━━━ Excerpted records

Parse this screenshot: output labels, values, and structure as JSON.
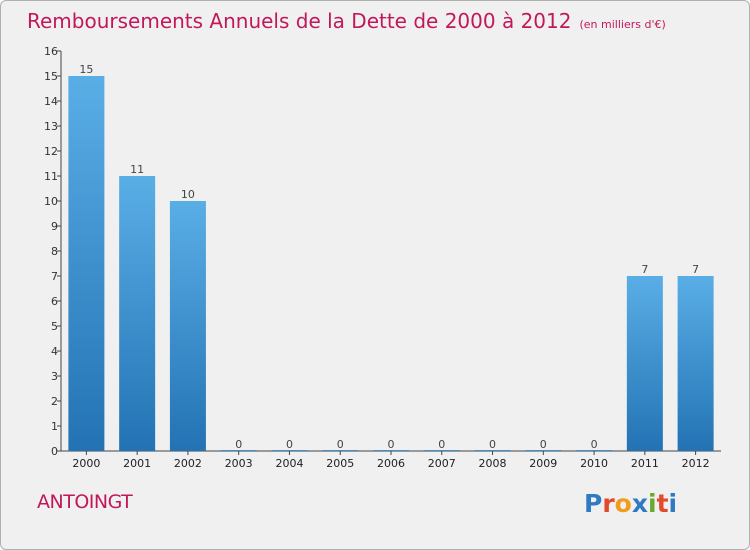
{
  "title": "Remboursements Annuels de la Dette de 2000 à 2012",
  "unit": "(en milliers d'€)",
  "region": "ANTOINGT",
  "logo": {
    "letters": [
      "P",
      "r",
      "o",
      "x",
      "i",
      "t",
      "i"
    ],
    "colors": [
      "#2e7bc4",
      "#e24a2c",
      "#f29b1d",
      "#2e7bc4",
      "#6aaa2a",
      "#e24a2c",
      "#2e7bc4"
    ]
  },
  "chart_data": {
    "type": "bar",
    "categories": [
      "2000",
      "2001",
      "2002",
      "2003",
      "2004",
      "2005",
      "2006",
      "2007",
      "2008",
      "2009",
      "2010",
      "2011",
      "2012"
    ],
    "values": [
      15,
      11,
      10,
      0,
      0,
      0,
      0,
      0,
      0,
      0,
      0,
      7,
      7
    ],
    "title": "Remboursements Annuels de la Dette de 2000 à 2012",
    "ylim": [
      0,
      16
    ],
    "yticks": [
      0,
      1,
      2,
      3,
      4,
      5,
      6,
      7,
      8,
      9,
      10,
      11,
      12,
      13,
      14,
      15,
      16
    ],
    "grid": false,
    "colors": {
      "bar_top": "#5aaee6",
      "bar_bottom": "#2373b4"
    }
  }
}
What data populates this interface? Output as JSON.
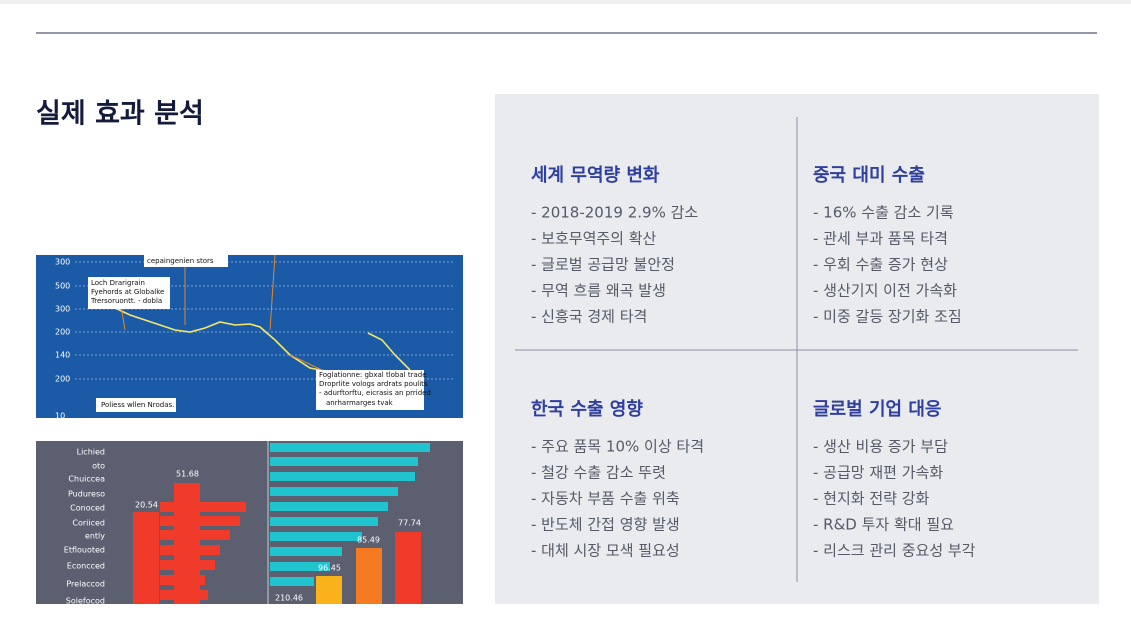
{
  "title": "실제 효과 분석",
  "quadrants": [
    {
      "heading": "세계 무역량 변화",
      "items": [
        "- 2018-2019 2.9% 감소",
        "- 보호무역주의 확산",
        "- 글로벌 공급망 불안정",
        "- 무역 흐름 왜곡 발생",
        "- 신흥국 경제 타격"
      ]
    },
    {
      "heading": "중국 대미 수출",
      "items": [
        "- 16% 수출 감소 기록",
        "- 관세 부과 품목 타격",
        "- 우회 수출 증가 현상",
        "- 생산기지 이전 가속화",
        "- 미중 갈등 장기화 조짐"
      ]
    },
    {
      "heading": "한국 수출 영향",
      "items": [
        "- 주요 품목 10% 이상 타격",
        "- 철강 수출 감소 뚜렷",
        "- 자동차 부품 수출 위축",
        "- 반도체 간접 영향 발생",
        "- 대체 시장 모색 필요성"
      ]
    },
    {
      "heading": "글로벌 기업 대응",
      "items": [
        "- 생산 비용 증가 부담",
        "- 공급망 재편 가속화",
        "- 현지화 전략 강화",
        "- R&D 투자 확대 필요",
        "- 리스크 관리 중요성 부각"
      ]
    }
  ],
  "figure1": {
    "axis_labels": [
      "300",
      "500",
      "300",
      "200",
      "140",
      "200",
      "10"
    ],
    "notes": [
      "cepaingenien stors",
      "Loch Drarigrain",
      "Fyehords at Globalke",
      "Trersoruontt. - dobla",
      "Foglationne: gbxal tlobal trade",
      "Droprlite vologs ardrats poulits",
      "- adurftorftu, eicrasis an prrided",
      "anrharmarges tvak",
      "Poliess wllen Nrodas."
    ]
  },
  "figure2": {
    "row_labels": [
      "Lichied",
      "oto",
      "Chuiccea",
      "Pudureso",
      "Conoced",
      "Coriiced",
      "ently",
      "Etflouoted",
      "Econcced",
      "Prelaccod",
      "Solefocod"
    ],
    "value_labels": [
      "51.68",
      "20.54",
      "85.49",
      "77.74",
      "96.45",
      "210.46"
    ]
  }
}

━━━━━━

## Given problem:
Reproduce all of the material exactly, apart from the pictures.

## Complete answer:
Parse this screenshot: output labels, values, and structure as JSON.
{
  "title": "Remboursements Annuels de la Dette de 2000 à 2012",
  "unit": "(en milliers d'€)",
  "region": "ANTOINGT",
  "logo": {
    "letters": [
      "P",
      "r",
      "o",
      "x",
      "i",
      "t",
      "i"
    ],
    "colors": [
      "#2e7bc4",
      "#e24a2c",
      "#f29b1d",
      "#2e7bc4",
      "#6aaa2a",
      "#e24a2c",
      "#2e7bc4"
    ]
  },
  "chart_data": {
    "type": "bar",
    "categories": [
      "2000",
      "2001",
      "2002",
      "2003",
      "2004",
      "2005",
      "2006",
      "2007",
      "2008",
      "2009",
      "2010",
      "2011",
      "2012"
    ],
    "values": [
      15,
      11,
      10,
      0,
      0,
      0,
      0,
      0,
      0,
      0,
      0,
      7,
      7
    ],
    "title": "Remboursements Annuels de la Dette de 2000 à 2012",
    "ylim": [
      0,
      16
    ],
    "yticks": [
      0,
      1,
      2,
      3,
      4,
      5,
      6,
      7,
      8,
      9,
      10,
      11,
      12,
      13,
      14,
      15,
      16
    ],
    "grid": false,
    "colors": {
      "bar_top": "#5aaee6",
      "bar_bottom": "#2373b4"
    }
  }
}
What data populates this interface? Output as JSON.
{
  "title": "실제 효과 분석",
  "quadrants": [
    {
      "heading": "세계 무역량 변화",
      "items": [
        "- 2018-2019 2.9% 감소",
        "- 보호무역주의 확산",
        "- 글로벌 공급망 불안정",
        "- 무역 흐름 왜곡 발생",
        "- 신흥국 경제 타격"
      ]
    },
    {
      "heading": "중국 대미 수출",
      "items": [
        "- 16% 수출 감소 기록",
        "- 관세 부과 품목 타격",
        "- 우회 수출 증가 현상",
        "- 생산기지 이전 가속화",
        "- 미중 갈등 장기화 조짐"
      ]
    },
    {
      "heading": "한국 수출 영향",
      "items": [
        "- 주요 품목 10% 이상 타격",
        "- 철강 수출 감소 뚜렷",
        "- 자동차 부품 수출 위축",
        "- 반도체 간접 영향 발생",
        "- 대체 시장 모색 필요성"
      ]
    },
    {
      "heading": "글로벌 기업 대응",
      "items": [
        "- 생산 비용 증가 부담",
        "- 공급망 재편 가속화",
        "- 현지화 전략 강화",
        "- R&D 투자 확대 필요",
        "- 리스크 관리 중요성 부각"
      ]
    }
  ],
  "figure1": {
    "axis_labels": [
      "300",
      "500",
      "300",
      "200",
      "140",
      "200",
      "10"
    ],
    "notes": [
      "cepaingenien stors",
      "Loch Drarigrain",
      "Fyehords at Globalke",
      "Trersoruontt. - dobla",
      "Foglationne: gbxal tlobal trade",
      "Droprlite vologs ardrats poulits",
      "- adurftorftu, eicrasis an prrided",
      "anrharmarges tvak",
      "Poliess wllen Nrodas."
    ]
  },
  "figure2": {
    "row_labels": [
      "Lichied",
      "oto",
      "Chuiccea",
      "Pudureso",
      "Conoced",
      "Coriiced",
      "ently",
      "Etflouoted",
      "Econcced",
      "Prelaccod",
      "Solefocod"
    ],
    "value_labels": [
      "51.68",
      "20.54",
      "85.49",
      "77.74",
      "96.45",
      "210.46"
    ]
  }
}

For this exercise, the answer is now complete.